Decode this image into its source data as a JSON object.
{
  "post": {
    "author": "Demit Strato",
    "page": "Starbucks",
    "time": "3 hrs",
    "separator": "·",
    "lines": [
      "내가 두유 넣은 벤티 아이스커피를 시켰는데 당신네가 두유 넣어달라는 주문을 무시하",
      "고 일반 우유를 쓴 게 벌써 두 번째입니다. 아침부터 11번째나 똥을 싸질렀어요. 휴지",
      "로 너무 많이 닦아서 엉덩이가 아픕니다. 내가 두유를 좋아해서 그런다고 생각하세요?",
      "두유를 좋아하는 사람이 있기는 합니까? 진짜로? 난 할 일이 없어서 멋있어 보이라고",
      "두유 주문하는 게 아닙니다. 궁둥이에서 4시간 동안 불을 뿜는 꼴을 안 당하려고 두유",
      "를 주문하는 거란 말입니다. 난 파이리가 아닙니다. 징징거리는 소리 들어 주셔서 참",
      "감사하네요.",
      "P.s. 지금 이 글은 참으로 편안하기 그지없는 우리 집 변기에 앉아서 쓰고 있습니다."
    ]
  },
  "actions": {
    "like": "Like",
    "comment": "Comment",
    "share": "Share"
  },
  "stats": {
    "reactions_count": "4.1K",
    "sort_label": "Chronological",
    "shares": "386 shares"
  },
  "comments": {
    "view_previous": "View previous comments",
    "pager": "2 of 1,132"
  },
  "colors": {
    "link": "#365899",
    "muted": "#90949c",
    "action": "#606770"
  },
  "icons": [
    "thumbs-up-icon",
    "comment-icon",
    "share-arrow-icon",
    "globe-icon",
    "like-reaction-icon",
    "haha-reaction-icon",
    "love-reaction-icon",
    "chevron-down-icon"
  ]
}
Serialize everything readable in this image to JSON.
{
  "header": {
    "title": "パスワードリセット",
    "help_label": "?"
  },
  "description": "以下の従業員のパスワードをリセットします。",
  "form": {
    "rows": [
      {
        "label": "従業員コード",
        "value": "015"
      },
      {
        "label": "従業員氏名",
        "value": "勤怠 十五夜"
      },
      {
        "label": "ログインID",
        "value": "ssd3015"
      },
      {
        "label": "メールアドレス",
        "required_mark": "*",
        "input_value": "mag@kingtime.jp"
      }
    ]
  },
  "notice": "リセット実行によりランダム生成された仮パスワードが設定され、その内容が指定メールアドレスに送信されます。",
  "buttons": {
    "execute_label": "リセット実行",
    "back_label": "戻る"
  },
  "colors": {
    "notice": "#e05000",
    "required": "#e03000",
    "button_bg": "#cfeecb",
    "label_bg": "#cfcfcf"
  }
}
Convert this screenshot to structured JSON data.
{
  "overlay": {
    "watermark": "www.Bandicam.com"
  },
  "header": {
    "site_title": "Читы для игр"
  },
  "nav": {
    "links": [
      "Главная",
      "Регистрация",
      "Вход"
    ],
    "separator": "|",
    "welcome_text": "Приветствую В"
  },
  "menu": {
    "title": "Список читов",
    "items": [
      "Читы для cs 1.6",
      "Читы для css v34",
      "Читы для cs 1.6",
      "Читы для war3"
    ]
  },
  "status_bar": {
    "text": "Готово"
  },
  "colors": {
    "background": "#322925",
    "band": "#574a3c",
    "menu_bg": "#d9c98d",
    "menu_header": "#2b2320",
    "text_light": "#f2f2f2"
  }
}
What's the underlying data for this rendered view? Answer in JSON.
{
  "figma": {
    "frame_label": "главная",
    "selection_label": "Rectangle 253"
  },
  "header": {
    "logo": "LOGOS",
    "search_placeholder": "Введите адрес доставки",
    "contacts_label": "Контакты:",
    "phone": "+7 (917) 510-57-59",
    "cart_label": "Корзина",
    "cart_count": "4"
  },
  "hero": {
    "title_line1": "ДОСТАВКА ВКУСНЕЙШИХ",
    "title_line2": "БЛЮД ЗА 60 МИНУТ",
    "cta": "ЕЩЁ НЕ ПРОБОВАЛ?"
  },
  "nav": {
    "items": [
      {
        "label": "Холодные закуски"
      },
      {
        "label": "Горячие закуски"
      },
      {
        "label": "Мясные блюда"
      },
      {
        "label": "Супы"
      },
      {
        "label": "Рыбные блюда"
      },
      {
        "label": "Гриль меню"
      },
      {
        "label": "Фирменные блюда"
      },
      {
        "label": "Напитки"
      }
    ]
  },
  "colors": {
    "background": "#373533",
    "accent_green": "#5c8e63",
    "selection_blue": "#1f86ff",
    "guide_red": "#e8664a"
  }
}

--- --- ---

EXERCISE INSTRUCTIONS:
Above are some records. Print them all exactly.

RESPONSE TO THE TASK:
Decode this image into its source data as a JSON object.
{
  "post": {
    "author": "Demit Strato",
    "page": "Starbucks",
    "time": "3 hrs",
    "separator": "·",
    "lines": [
      "내가 두유 넣은 벤티 아이스커피를 시켰는데 당신네가 두유 넣어달라는 주문을 무시하",
      "고 일반 우유를 쓴 게 벌써 두 번째입니다. 아침부터 11번째나 똥을 싸질렀어요. 휴지",
      "로 너무 많이 닦아서 엉덩이가 아픕니다. 내가 두유를 좋아해서 그런다고 생각하세요?",
      "두유를 좋아하는 사람이 있기는 합니까? 진짜로? 난 할 일이 없어서 멋있어 보이라고",
      "두유 주문하는 게 아닙니다. 궁둥이에서 4시간 동안 불을 뿜는 꼴을 안 당하려고 두유",
      "를 주문하는 거란 말입니다. 난 파이리가 아닙니다. 징징거리는 소리 들어 주셔서 참",
      "감사하네요.",
      "P.s. 지금 이 글은 참으로 편안하기 그지없는 우리 집 변기에 앉아서 쓰고 있습니다."
    ]
  },
  "actions": {
    "like": "Like",
    "comment": "Comment",
    "share": "Share"
  },
  "stats": {
    "reactions_count": "4.1K",
    "sort_label": "Chronological",
    "shares": "386 shares"
  },
  "comments": {
    "view_previous": "View previous comments",
    "pager": "2 of 1,132"
  },
  "colors": {
    "link": "#365899",
    "muted": "#90949c",
    "action": "#606770"
  },
  "icons": [
    "thumbs-up-icon",
    "comment-icon",
    "share-arrow-icon",
    "globe-icon",
    "like-reaction-icon",
    "haha-reaction-icon",
    "love-reaction-icon",
    "chevron-down-icon"
  ]
}
Serialize everything readable in this image to JSON.
{
  "header": {
    "title": "パスワードリセット",
    "help_label": "?"
  },
  "description": "以下の従業員のパスワードをリセットします。",
  "form": {
    "rows": [
      {
        "label": "従業員コード",
        "value": "015"
      },
      {
        "label": "従業員氏名",
        "value": "勤怠 十五夜"
      },
      {
        "label": "ログインID",
        "value": "ssd3015"
      },
      {
        "label": "メールアドレス",
        "required_mark": "*",
        "input_value": "mag@kingtime.jp"
      }
    ]
  },
  "notice": "リセット実行によりランダム生成された仮パスワードが設定され、その内容が指定メールアドレスに送信されます。",
  "buttons": {
    "execute_label": "リセット実行",
    "back_label": "戻る"
  },
  "colors": {
    "notice": "#e05000",
    "required": "#e03000",
    "button_bg": "#cfeecb",
    "label_bg": "#cfcfcf"
  }
}
Convert this screenshot to structured JSON data.
{
  "overlay": {
    "watermark": "www.Bandicam.com"
  },
  "header": {
    "site_title": "Читы для игр"
  },
  "nav": {
    "links": [
      "Главная",
      "Регистрация",
      "Вход"
    ],
    "separator": "|",
    "welcome_text": "Приветствую В"
  },
  "menu": {
    "title": "Список читов",
    "items": [
      "Читы для cs 1.6",
      "Читы для css v34",
      "Читы для cs 1.6",
      "Читы для war3"
    ]
  },
  "status_bar": {
    "text": "Готово"
  },
  "colors": {
    "background": "#322925",
    "band": "#574a3c",
    "menu_bg": "#d9c98d",
    "menu_header": "#2b2320",
    "text_light": "#f2f2f2"
  }
}
What's the underlying data for this rendered view? Answer in JSON.
{
  "figma": {
    "frame_label": "главная",
    "selection_label": "Rectangle 253"
  },
  "header": {
    "logo": "LOGOS",
    "search_placeholder": "Введите адрес доставки",
    "contacts_label": "Контакты:",
    "phone": "+7 (917) 510-57-59",
    "cart_label": "Корзина",
    "cart_count": "4"
  },
  "hero": {
    "title_line1": "ДОСТАВКА ВКУСНЕЙШИХ",
    "title_line2": "БЛЮД ЗА 60 МИНУТ",
    "cta": "ЕЩЁ НЕ ПРОБОВАЛ?"
  },
  "nav": {
    "items": [
      {
        "label": "Холодные закуски"
      },
      {
        "label": "Горячие закуски"
      },
      {
        "label": "Мясные блюда"
      },
      {
        "label": "Супы"
      },
      {
        "label": "Рыбные блюда"
      },
      {
        "label": "Гриль меню"
      },
      {
        "label": "Фирменные блюда"
      },
      {
        "label": "Напитки"
      }
    ]
  },
  "colors": {
    "background": "#373533",
    "accent_green": "#5c8e63",
    "selection_blue": "#1f86ff",
    "guide_red": "#e8664a"
  }
}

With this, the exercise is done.